» EXERCISE GOAL: Reproduce all of the data exactly.

-- ENTRIES SUPPLIED start --

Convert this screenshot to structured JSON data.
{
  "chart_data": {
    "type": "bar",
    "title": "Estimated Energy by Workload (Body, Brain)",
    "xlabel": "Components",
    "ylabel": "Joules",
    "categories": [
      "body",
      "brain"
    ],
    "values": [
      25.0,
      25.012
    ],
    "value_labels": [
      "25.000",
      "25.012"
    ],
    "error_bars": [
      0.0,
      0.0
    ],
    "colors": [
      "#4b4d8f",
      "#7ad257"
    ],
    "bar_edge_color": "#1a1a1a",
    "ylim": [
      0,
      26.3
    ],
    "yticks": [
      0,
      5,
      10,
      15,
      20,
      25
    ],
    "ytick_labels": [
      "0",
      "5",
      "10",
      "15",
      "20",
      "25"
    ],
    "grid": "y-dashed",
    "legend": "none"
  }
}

-- ENTRIES SUPPLIED end --

» FULL RESPONSE:
Convert this screenshot to structured JSON data.
{
  "chart_data": {
    "type": "bar",
    "title": "Estimated Energy by Workload (Body, Brain)",
    "xlabel": "Components",
    "ylabel": "Joules",
    "categories": [
      "body",
      "brain"
    ],
    "values": [
      25.0,
      25.012
    ],
    "value_labels": [
      "25.000",
      "25.012"
    ],
    "error_bars": [
      0.0,
      0.0
    ],
    "colors": [
      "#4b4d8f",
      "#7ad257"
    ],
    "bar_edge_color": "#1a1a1a",
    "ylim": [
      0,
      26.3
    ],
    "yticks": [
      0,
      5,
      10,
      15,
      20,
      25
    ],
    "ytick_labels": [
      "0",
      "5",
      "10",
      "15",
      "20",
      "25"
    ],
    "grid": "y-dashed",
    "legend": "none"
  }
}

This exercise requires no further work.